— START OF TASK DATA —

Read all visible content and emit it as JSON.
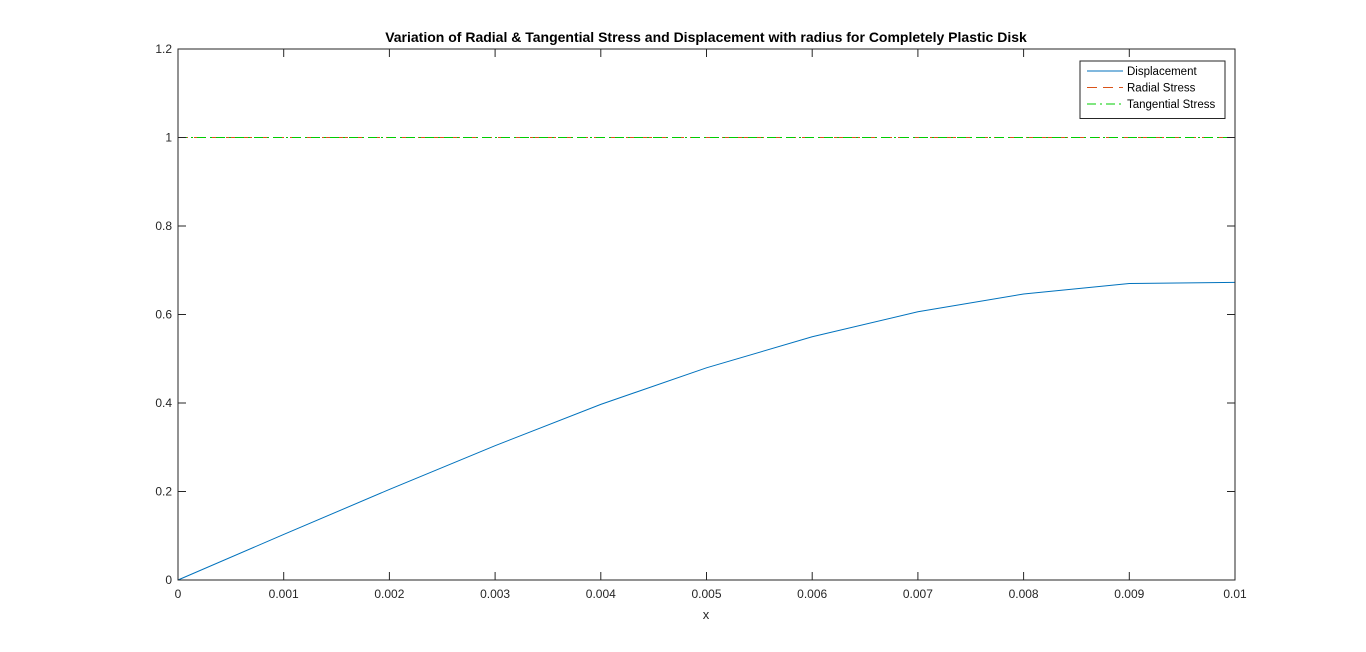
{
  "chart_data": {
    "type": "line",
    "title": "Variation of Radial & Tangential Stress and Displacement with radius for Completely Plastic Disk",
    "xlabel": "x",
    "ylabel": "",
    "xlim": [
      0,
      0.01
    ],
    "ylim": [
      0,
      1.2
    ],
    "xticks": [
      0,
      0.001,
      0.002,
      0.003,
      0.004,
      0.005,
      0.006,
      0.007,
      0.008,
      0.009,
      0.01
    ],
    "xtick_labels": [
      "0",
      "0.001",
      "0.002",
      "0.003",
      "0.004",
      "0.005",
      "0.006",
      "0.007",
      "0.008",
      "0.009",
      "0.01"
    ],
    "yticks": [
      0,
      0.2,
      0.4,
      0.6,
      0.8,
      1,
      1.2
    ],
    "ytick_labels": [
      "0",
      "0.2",
      "0.4",
      "0.6",
      "0.8",
      "1",
      "1.2"
    ],
    "grid": false,
    "legend_position": "top-right",
    "series": [
      {
        "name": "Displacement",
        "color": "#0072BD",
        "style": "solid",
        "x": [
          0,
          0.001,
          0.002,
          0.003,
          0.004,
          0.005,
          0.006,
          0.007,
          0.008,
          0.009,
          0.01
        ],
        "y": [
          0,
          0.1029,
          0.2047,
          0.3036,
          0.3969,
          0.4795,
          0.5497,
          0.6062,
          0.6464,
          0.6701,
          0.6727
        ]
      },
      {
        "name": "Radial Stress",
        "color": "#D95319",
        "style": "dashed",
        "x": [
          0,
          0.001,
          0.002,
          0.003,
          0.004,
          0.005,
          0.006,
          0.007,
          0.008,
          0.009,
          0.01
        ],
        "y": [
          1,
          1,
          1,
          1,
          1,
          1,
          1,
          1,
          1,
          1,
          1
        ]
      },
      {
        "name": "Tangential Stress",
        "color": "#00CC00",
        "style": "dashdot",
        "x": [
          0,
          0.001,
          0.002,
          0.003,
          0.004,
          0.005,
          0.006,
          0.007,
          0.008,
          0.009,
          0.01
        ],
        "y": [
          1,
          1,
          1,
          1,
          1,
          1,
          1,
          1,
          1,
          1,
          1
        ]
      }
    ]
  }
}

— END OF TASK DATA —

REQUIREMENT — Leave out the pictures and return every record word for word.

FINISHED EXERCISE —
Read all visible content and emit it as JSON.
{
  "chart_data": {
    "type": "line",
    "title": "Variation of Radial & Tangential Stress and Displacement with radius for Completely Plastic Disk",
    "xlabel": "x",
    "ylabel": "",
    "xlim": [
      0,
      0.01
    ],
    "ylim": [
      0,
      1.2
    ],
    "xticks": [
      0,
      0.001,
      0.002,
      0.003,
      0.004,
      0.005,
      0.006,
      0.007,
      0.008,
      0.009,
      0.01
    ],
    "xtick_labels": [
      "0",
      "0.001",
      "0.002",
      "0.003",
      "0.004",
      "0.005",
      "0.006",
      "0.007",
      "0.008",
      "0.009",
      "0.01"
    ],
    "yticks": [
      0,
      0.2,
      0.4,
      0.6,
      0.8,
      1,
      1.2
    ],
    "ytick_labels": [
      "0",
      "0.2",
      "0.4",
      "0.6",
      "0.8",
      "1",
      "1.2"
    ],
    "grid": false,
    "legend_position": "top-right",
    "series": [
      {
        "name": "Displacement",
        "color": "#0072BD",
        "style": "solid",
        "x": [
          0,
          0.001,
          0.002,
          0.003,
          0.004,
          0.005,
          0.006,
          0.007,
          0.008,
          0.009,
          0.01
        ],
        "y": [
          0,
          0.1029,
          0.2047,
          0.3036,
          0.3969,
          0.4795,
          0.5497,
          0.6062,
          0.6464,
          0.6701,
          0.6727
        ]
      },
      {
        "name": "Radial Stress",
        "color": "#D95319",
        "style": "dashed",
        "x": [
          0,
          0.001,
          0.002,
          0.003,
          0.004,
          0.005,
          0.006,
          0.007,
          0.008,
          0.009,
          0.01
        ],
        "y": [
          1,
          1,
          1,
          1,
          1,
          1,
          1,
          1,
          1,
          1,
          1
        ]
      },
      {
        "name": "Tangential Stress",
        "color": "#00CC00",
        "style": "dashdot",
        "x": [
          0,
          0.001,
          0.002,
          0.003,
          0.004,
          0.005,
          0.006,
          0.007,
          0.008,
          0.009,
          0.01
        ],
        "y": [
          1,
          1,
          1,
          1,
          1,
          1,
          1,
          1,
          1,
          1,
          1
        ]
      }
    ]
  }
}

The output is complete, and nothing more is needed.